Task brief – Make an exact copy of the lines, leaving the pictures out.

Structured figure records
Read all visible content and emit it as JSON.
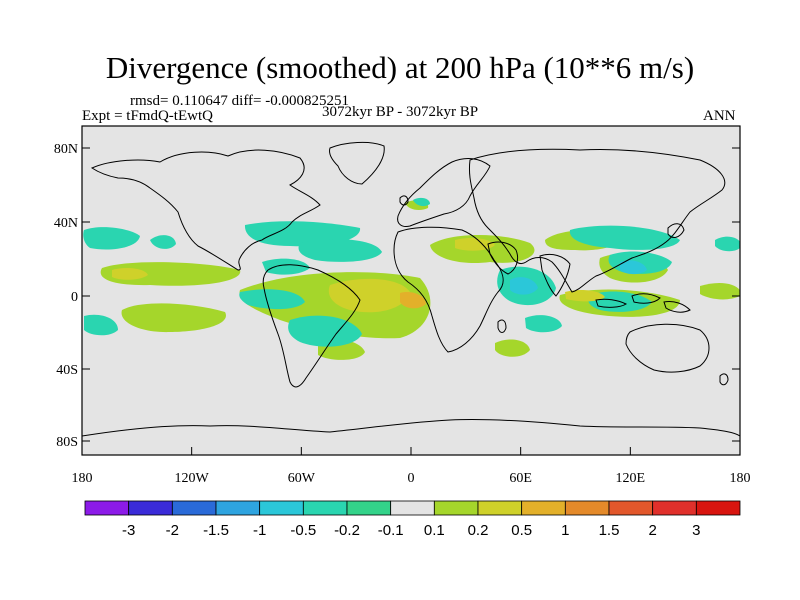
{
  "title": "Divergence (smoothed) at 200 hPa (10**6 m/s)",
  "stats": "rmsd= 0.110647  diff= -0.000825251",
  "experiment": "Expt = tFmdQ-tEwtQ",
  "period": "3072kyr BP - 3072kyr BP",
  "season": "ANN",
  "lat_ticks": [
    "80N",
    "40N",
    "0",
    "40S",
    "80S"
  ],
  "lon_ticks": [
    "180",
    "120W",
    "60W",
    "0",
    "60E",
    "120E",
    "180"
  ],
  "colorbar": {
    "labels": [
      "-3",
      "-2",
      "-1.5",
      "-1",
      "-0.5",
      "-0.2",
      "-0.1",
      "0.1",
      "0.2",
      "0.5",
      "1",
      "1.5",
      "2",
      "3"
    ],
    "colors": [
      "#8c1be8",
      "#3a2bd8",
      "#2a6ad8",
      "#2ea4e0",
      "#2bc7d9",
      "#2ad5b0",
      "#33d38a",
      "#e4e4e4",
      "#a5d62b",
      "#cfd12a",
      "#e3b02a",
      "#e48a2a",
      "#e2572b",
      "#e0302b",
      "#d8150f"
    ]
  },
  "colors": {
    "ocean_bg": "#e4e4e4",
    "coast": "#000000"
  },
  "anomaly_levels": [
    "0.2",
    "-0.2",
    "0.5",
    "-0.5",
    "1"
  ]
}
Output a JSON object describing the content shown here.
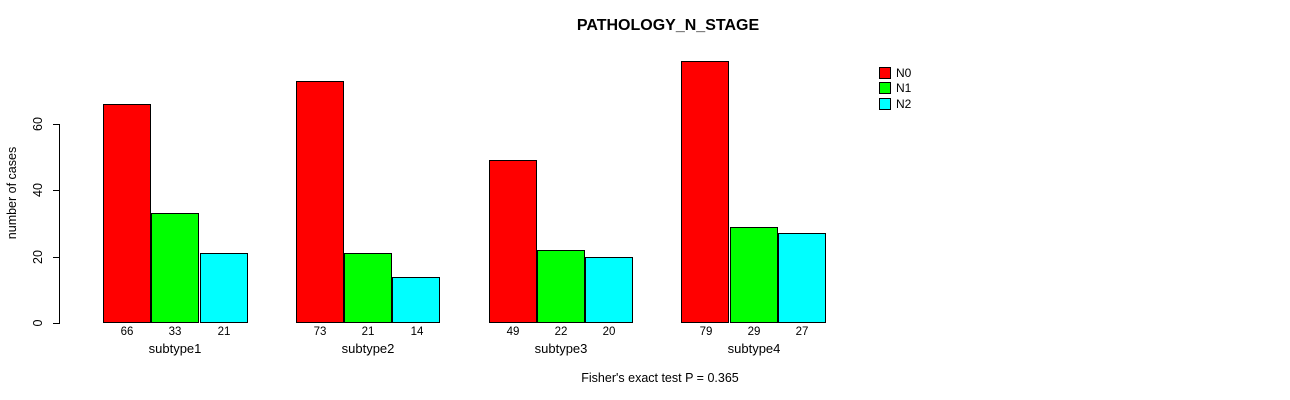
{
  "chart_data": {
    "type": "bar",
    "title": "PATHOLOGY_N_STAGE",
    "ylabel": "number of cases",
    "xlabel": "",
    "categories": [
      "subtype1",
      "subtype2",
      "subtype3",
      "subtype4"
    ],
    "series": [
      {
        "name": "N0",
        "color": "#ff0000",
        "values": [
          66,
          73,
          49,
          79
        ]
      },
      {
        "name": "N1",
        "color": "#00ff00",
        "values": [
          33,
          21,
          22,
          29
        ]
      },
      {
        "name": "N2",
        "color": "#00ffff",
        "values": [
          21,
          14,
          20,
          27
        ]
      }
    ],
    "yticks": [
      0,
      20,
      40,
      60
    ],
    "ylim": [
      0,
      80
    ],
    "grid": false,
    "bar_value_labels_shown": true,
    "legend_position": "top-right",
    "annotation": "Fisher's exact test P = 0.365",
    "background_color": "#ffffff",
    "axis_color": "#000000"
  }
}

The completed task –
Read all visible content and emit it as JSON.
{
  "title": "Divergence (smoothed) at 200 hPa (10**6 m/s)",
  "stats": "rmsd= 0.110647  diff= -0.000825251",
  "experiment": "Expt = tFmdQ-tEwtQ",
  "period": "3072kyr BP - 3072kyr BP",
  "season": "ANN",
  "lat_ticks": [
    "80N",
    "40N",
    "0",
    "40S",
    "80S"
  ],
  "lon_ticks": [
    "180",
    "120W",
    "60W",
    "0",
    "60E",
    "120E",
    "180"
  ],
  "colorbar": {
    "labels": [
      "-3",
      "-2",
      "-1.5",
      "-1",
      "-0.5",
      "-0.2",
      "-0.1",
      "0.1",
      "0.2",
      "0.5",
      "1",
      "1.5",
      "2",
      "3"
    ],
    "colors": [
      "#8c1be8",
      "#3a2bd8",
      "#2a6ad8",
      "#2ea4e0",
      "#2bc7d9",
      "#2ad5b0",
      "#33d38a",
      "#e4e4e4",
      "#a5d62b",
      "#cfd12a",
      "#e3b02a",
      "#e48a2a",
      "#e2572b",
      "#e0302b",
      "#d8150f"
    ]
  },
  "colors": {
    "ocean_bg": "#e4e4e4",
    "coast": "#000000"
  },
  "anomaly_levels": [
    "0.2",
    "-0.2",
    "0.5",
    "-0.5",
    "1"
  ]
}
Output a JSON object describing the content shown here.
{
  "chart_data": {
    "type": "bar",
    "title": "PATHOLOGY_N_STAGE",
    "ylabel": "number of cases",
    "xlabel": "",
    "categories": [
      "subtype1",
      "subtype2",
      "subtype3",
      "subtype4"
    ],
    "series": [
      {
        "name": "N0",
        "color": "#ff0000",
        "values": [
          66,
          73,
          49,
          79
        ]
      },
      {
        "name": "N1",
        "color": "#00ff00",
        "values": [
          33,
          21,
          22,
          29
        ]
      },
      {
        "name": "N2",
        "color": "#00ffff",
        "values": [
          21,
          14,
          20,
          27
        ]
      }
    ],
    "yticks": [
      0,
      20,
      40,
      60
    ],
    "ylim": [
      0,
      80
    ],
    "grid": false,
    "bar_value_labels_shown": true,
    "legend_position": "top-right",
    "annotation": "Fisher's exact test P = 0.365",
    "background_color": "#ffffff",
    "axis_color": "#000000"
  }
}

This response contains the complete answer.